━━━ SOURCE RECORDS

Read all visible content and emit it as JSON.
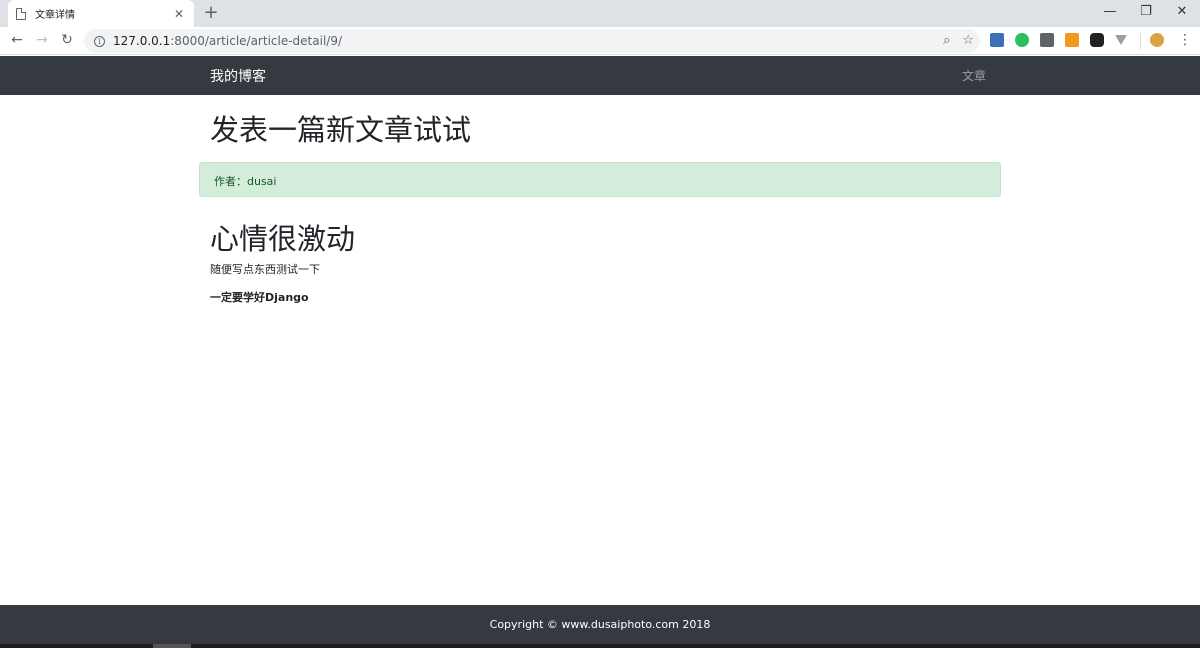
{
  "browser": {
    "tab": {
      "title": "文章详情",
      "close_glyph": "✕",
      "icon": "document-icon"
    },
    "new_tab_glyph": "+",
    "window": {
      "minimize": "—",
      "restore": "❐",
      "close": "✕"
    },
    "nav": {
      "back": "←",
      "forward": "→",
      "reload": "↻"
    },
    "url": {
      "info_glyph": "i",
      "host": "127.0.0.1",
      "rest": ":8000/article/article-detail/9/"
    },
    "omnibox_icons": {
      "zoom": "⌕",
      "bookmark": "☆"
    },
    "menu": "⋮",
    "extensions": [
      {
        "name": "bookmark-ext-icon",
        "color": "#3b6fb6"
      },
      {
        "name": "evernote-icon",
        "color": "#2dbe60"
      },
      {
        "name": "mail-icon",
        "color": "#5f6368"
      },
      {
        "name": "rss-icon",
        "color": "#f29a1e"
      },
      {
        "name": "tampermonkey-icon",
        "color": "#222222"
      },
      {
        "name": "vue-devtools-icon",
        "color": "#9aa0a6"
      },
      {
        "name": "profile-avatar-icon",
        "color": "#d9a441"
      }
    ]
  },
  "navbar": {
    "brand": "我的博客",
    "link": "文章",
    "bg": "#343a40"
  },
  "article": {
    "title": "发表一篇新文章试试",
    "author_line": "作者：dusai",
    "heading": "心情很激动",
    "paragraph": "随便写点东西测试一下",
    "strong": "一定要学好Django"
  },
  "footer": {
    "text": "Copyright © www.dusaiphoto.com 2018"
  },
  "colors": {
    "alert_bg": "#d4edda",
    "alert_text": "#155724",
    "dark": "#343a40"
  }
}
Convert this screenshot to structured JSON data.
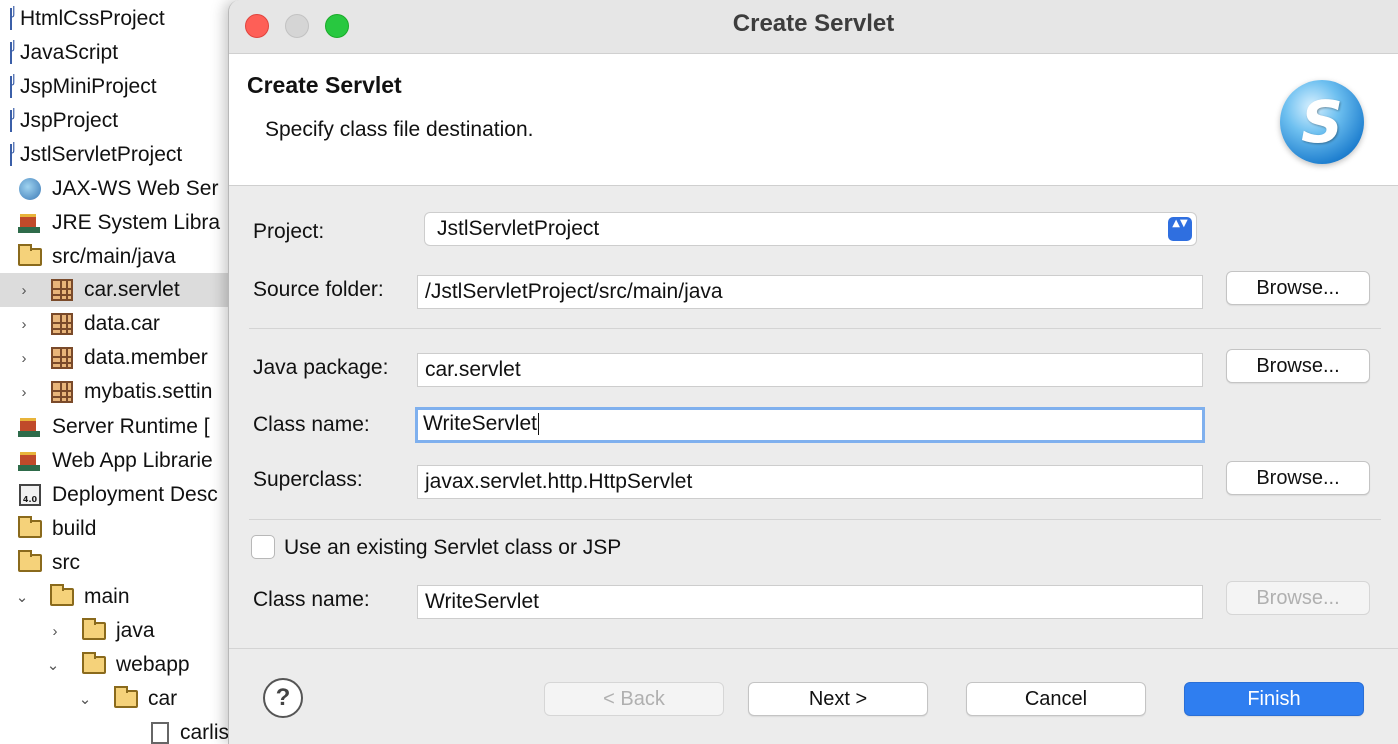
{
  "tree": {
    "items": [
      {
        "label": "HtmlCssProject",
        "icon": "java-project-icon"
      },
      {
        "label": "JavaScript",
        "icon": "java-project-icon"
      },
      {
        "label": "JspMiniProject",
        "icon": "java-project-icon"
      },
      {
        "label": "JspProject",
        "icon": "java-project-icon"
      },
      {
        "label": "JstlServletProject",
        "icon": "java-project-icon"
      },
      {
        "label": "JAX-WS Web Ser",
        "icon": "web-service-icon"
      },
      {
        "label": "JRE System Libra",
        "icon": "library-icon"
      },
      {
        "label": "src/main/java",
        "icon": "source-folder-icon"
      },
      {
        "label": "car.servlet",
        "icon": "package-icon",
        "expander": "›",
        "selected": true
      },
      {
        "label": "data.car",
        "icon": "package-icon",
        "expander": "›"
      },
      {
        "label": "data.member",
        "icon": "package-icon",
        "expander": "›"
      },
      {
        "label": "mybatis.settin",
        "icon": "package-icon",
        "expander": "›"
      },
      {
        "label": "Server Runtime [",
        "icon": "library-icon"
      },
      {
        "label": "Web App Librarie",
        "icon": "library-icon"
      },
      {
        "label": "Deployment Desc",
        "icon": "deployment-descriptor-icon",
        "badge": "4.0"
      },
      {
        "label": "build",
        "icon": "folder-icon"
      },
      {
        "label": "src",
        "icon": "folder-icon"
      },
      {
        "label": "main",
        "icon": "folder-icon",
        "expander": "⌄"
      },
      {
        "label": "java",
        "icon": "folder-icon",
        "expander": "›"
      },
      {
        "label": "webapp",
        "icon": "folder-icon",
        "expander": "⌄"
      },
      {
        "label": "car",
        "icon": "folder-icon",
        "expander": "⌄"
      },
      {
        "label": "carlis",
        "icon": "jsp-file-icon"
      }
    ]
  },
  "dialog": {
    "window_title": "Create Servlet",
    "header_title": "Create Servlet",
    "header_desc": "Specify class file destination.",
    "logo_letter": "S",
    "project_label": "Project:",
    "project_value": "JstlServletProject",
    "select_arrows": "▲▼",
    "source_folder_label": "Source folder:",
    "source_folder_value": "/JstlServletProject/src/main/java",
    "java_package_label": "Java package:",
    "java_package_value": "car.servlet",
    "class_name_label": "Class name:",
    "class_name_value": "WriteServlet",
    "superclass_label": "Superclass:",
    "superclass_value": "javax.servlet.http.HttpServlet",
    "existing_label": "Use an existing Servlet class or JSP",
    "existing_class_name_label": "Class name:",
    "existing_class_name_value": "WriteServlet",
    "browse_label": "Browse...",
    "help_symbol": "?",
    "back_label": "< Back",
    "next_label": "Next >",
    "cancel_label": "Cancel",
    "finish_label": "Finish"
  },
  "colors": {
    "primary_button": "#2f7ef0",
    "focus_ring": "#7fb0ee",
    "close_light": "#fe5f57",
    "zoom_light": "#28c840"
  }
}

━━━━━━

» REQUIREMENT
All lines in the data that contain the word "WriteServlet" should be copied.

» SOLVED PROBLEM
    "class_name_value": "WriteServlet",
    "existing_class_name_value": "WriteServlet",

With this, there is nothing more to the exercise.